_EXERCISE INPUTS:_
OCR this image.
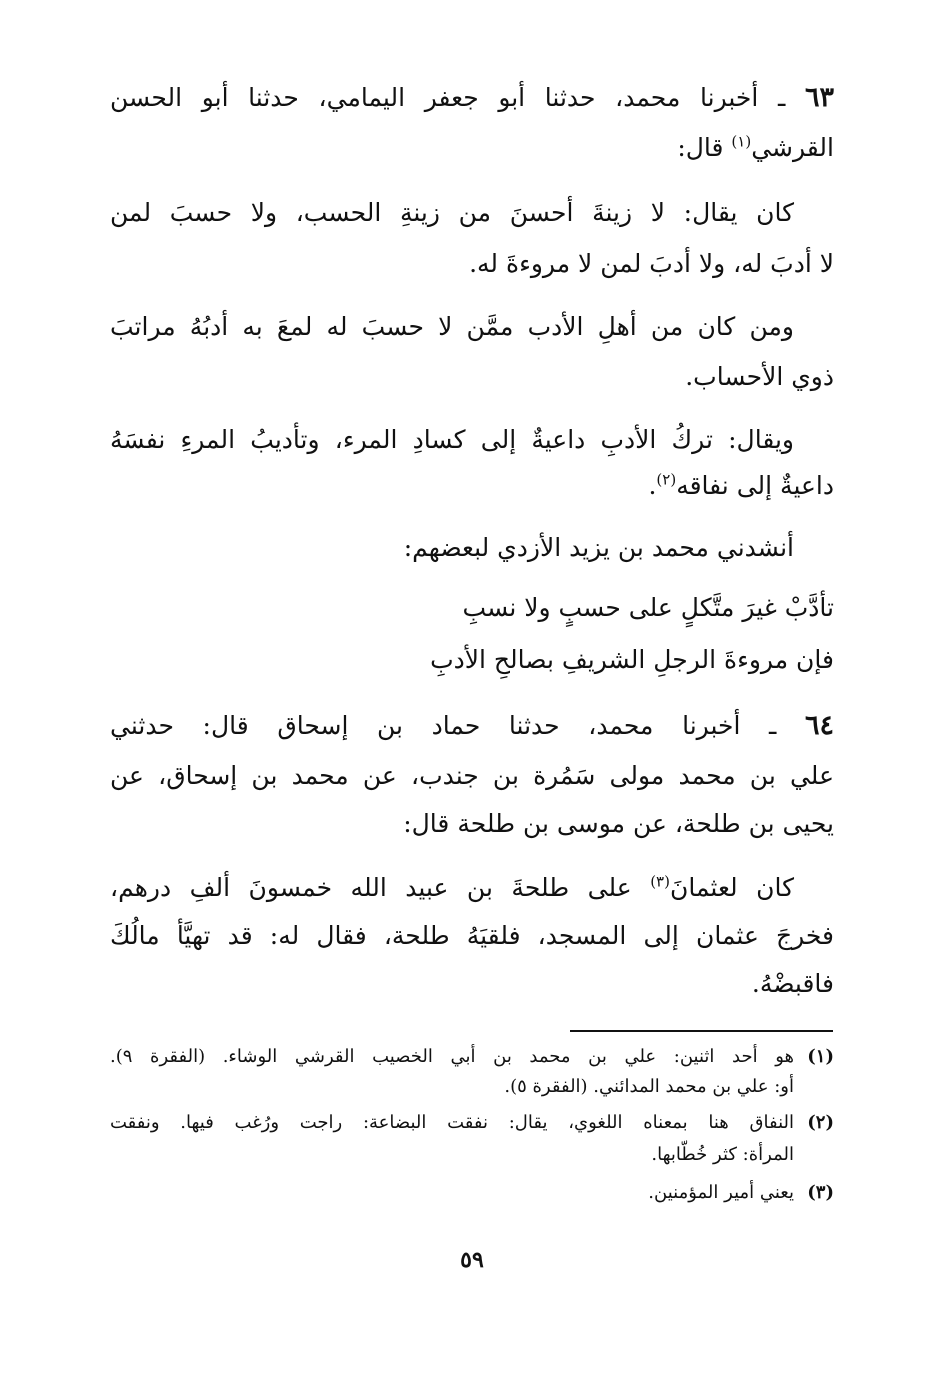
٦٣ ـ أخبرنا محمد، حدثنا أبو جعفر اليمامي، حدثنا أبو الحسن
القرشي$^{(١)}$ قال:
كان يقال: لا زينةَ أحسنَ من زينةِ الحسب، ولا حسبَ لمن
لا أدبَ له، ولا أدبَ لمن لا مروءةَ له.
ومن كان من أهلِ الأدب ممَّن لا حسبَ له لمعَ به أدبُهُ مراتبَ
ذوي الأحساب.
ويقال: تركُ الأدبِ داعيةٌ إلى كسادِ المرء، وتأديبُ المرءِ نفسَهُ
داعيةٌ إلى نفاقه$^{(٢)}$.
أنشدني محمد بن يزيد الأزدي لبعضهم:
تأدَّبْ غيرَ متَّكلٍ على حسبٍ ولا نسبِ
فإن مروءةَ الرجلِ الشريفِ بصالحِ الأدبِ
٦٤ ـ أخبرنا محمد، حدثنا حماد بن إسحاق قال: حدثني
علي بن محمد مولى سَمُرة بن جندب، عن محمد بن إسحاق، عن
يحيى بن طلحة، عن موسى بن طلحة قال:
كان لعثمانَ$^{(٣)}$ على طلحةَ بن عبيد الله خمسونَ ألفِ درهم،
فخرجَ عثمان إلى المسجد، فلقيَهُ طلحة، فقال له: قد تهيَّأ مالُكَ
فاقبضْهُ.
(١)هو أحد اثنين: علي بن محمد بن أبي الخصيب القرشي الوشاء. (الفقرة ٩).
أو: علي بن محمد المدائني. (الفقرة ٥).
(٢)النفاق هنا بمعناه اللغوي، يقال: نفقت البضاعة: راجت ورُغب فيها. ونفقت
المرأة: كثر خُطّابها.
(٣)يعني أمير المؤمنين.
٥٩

_WHAT YOU HAVE TO DO:_ Using the listing above, locate the lines that hold "مروءة" and copy each one.

_WRITTEN ANSWER:_
لا أدبَ له، ولا أدبَ لمن لا مروءةَ له.
فإن مروءةَ الرجلِ الشريفِ بصالحِ الأدبِ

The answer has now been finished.